▸ REQUEST: Repeat, exactly and completely, the material that follows. Omit the pictures.

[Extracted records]
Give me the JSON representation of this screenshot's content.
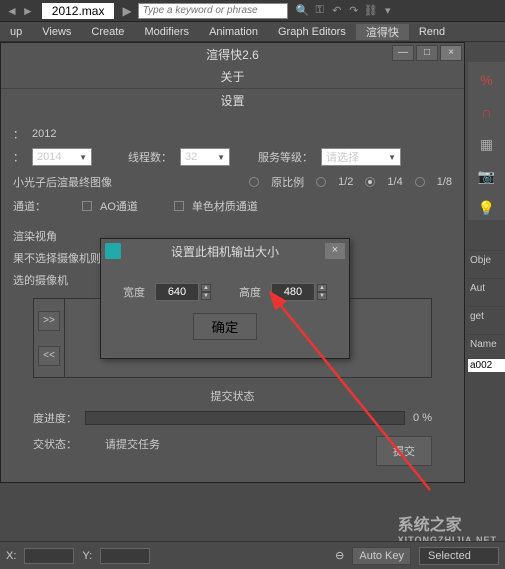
{
  "topbar": {
    "filename": "2012.max",
    "search_placeholder": "Type a keyword or phrase"
  },
  "menubar": {
    "items": [
      "up",
      "Views",
      "Create",
      "Modifiers",
      "Animation",
      "Graph Editors",
      "渲得快",
      "Rend"
    ]
  },
  "dialog": {
    "title": "渲得快2.6",
    "about": "关于",
    "settings": "设置",
    "year_value": "2012",
    "plugin_label": "",
    "plugin_value": "2014",
    "threads_label": "线程数：",
    "threads_value": "32",
    "service_label": "服务等级：",
    "service_value": "请选择",
    "final_image_label": "小光子后渲最终图像",
    "ratio_original": "原比例",
    "ratio_half": "1/2",
    "ratio_quarter": "1/4",
    "ratio_eighth": "1/8",
    "channel_label": "通道：",
    "ao_channel": "AO通道",
    "material_channel": "单色材质通道",
    "render_view": "渲染视角",
    "no_camera_hint": "果不选择摄像机则",
    "selected_camera": "选的摄像机",
    "nav_prev": ">>",
    "nav_next": "<<",
    "submit_status": "提交状态",
    "progress_label": "度进度：",
    "progress_percent": "0 %",
    "status_label": "交状态：",
    "status_value": "请提交任务",
    "submit_btn": "提交"
  },
  "modal": {
    "title": "设置此相机输出大小",
    "width_label": "宽度",
    "width_value": "640",
    "height_label": "高度",
    "height_value": "480",
    "ok": "确定"
  },
  "right": {
    "percent": "%",
    "obj": "Obje",
    "aut": "Aut",
    "get": "get",
    "name": "Name",
    "a002": "a002"
  },
  "statusbar": {
    "x_label": "X:",
    "y_label": "Y:",
    "autokey": "Auto Key",
    "selected": "Selected"
  },
  "watermark": {
    "main": "系统之家",
    "sub": "XITONGZHIJIA.NET"
  }
}
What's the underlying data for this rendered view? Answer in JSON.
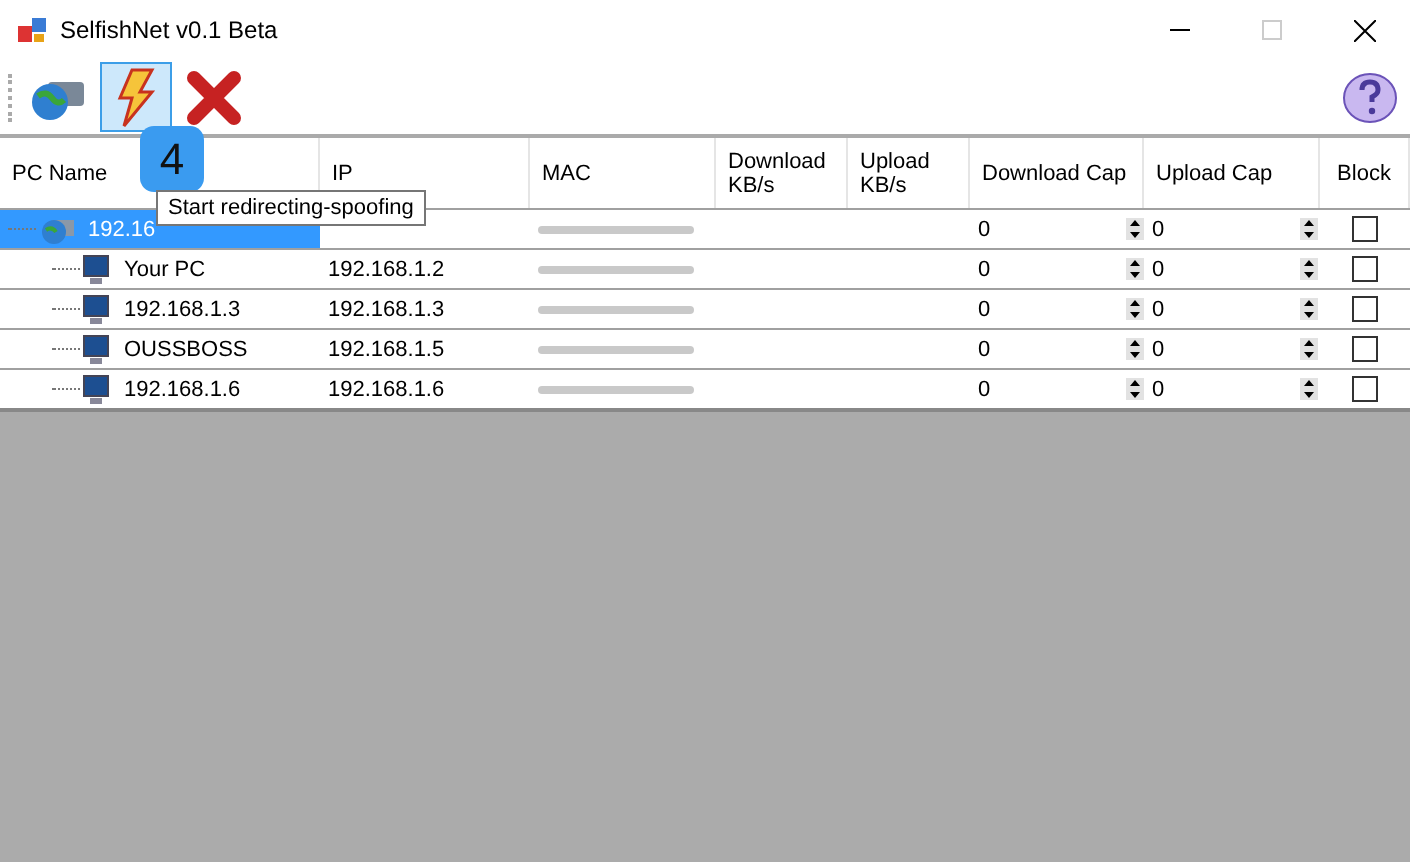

▸ THE RESULT:
Give me the JSON representation of this screenshot's content.
{
  "topbar": {
    "filename": "2012.max",
    "search_placeholder": "Type a keyword or phrase"
  },
  "menubar": {
    "items": [
      "up",
      "Views",
      "Create",
      "Modifiers",
      "Animation",
      "Graph Editors",
      "渲得快",
      "Rend"
    ]
  },
  "dialog": {
    "title": "渲得快2.6",
    "about": "关于",
    "settings": "设置",
    "year_value": "2012",
    "plugin_label": "",
    "plugin_value": "2014",
    "threads_label": "线程数：",
    "threads_value": "32",
    "service_label": "服务等级：",
    "service_value": "请选择",
    "final_image_label": "小光子后渲最终图像",
    "ratio_original": "原比例",
    "ratio_half": "1/2",
    "ratio_quarter": "1/4",
    "ratio_eighth": "1/8",
    "channel_label": "通道：",
    "ao_channel": "AO通道",
    "material_channel": "单色材质通道",
    "render_view": "渲染视角",
    "no_camera_hint": "果不选择摄像机则",
    "selected_camera": "选的摄像机",
    "nav_prev": ">>",
    "nav_next": "<<",
    "submit_status": "提交状态",
    "progress_label": "度进度：",
    "progress_percent": "0 %",
    "status_label": "交状态：",
    "status_value": "请提交任务",
    "submit_btn": "提交"
  },
  "modal": {
    "title": "设置此相机输出大小",
    "width_label": "宽度",
    "width_value": "640",
    "height_label": "高度",
    "height_value": "480",
    "ok": "确定"
  },
  "right": {
    "percent": "%",
    "obj": "Obje",
    "aut": "Aut",
    "get": "get",
    "name": "Name",
    "a002": "a002"
  },
  "statusbar": {
    "x_label": "X:",
    "y_label": "Y:",
    "autokey": "Auto Key",
    "selected": "Selected"
  },
  "watermark": {
    "main": "系统之家",
    "sub": "XITONGZHIJIA.NET"
  }
}
What's the underlying data for this rendered view? Answer in JSON.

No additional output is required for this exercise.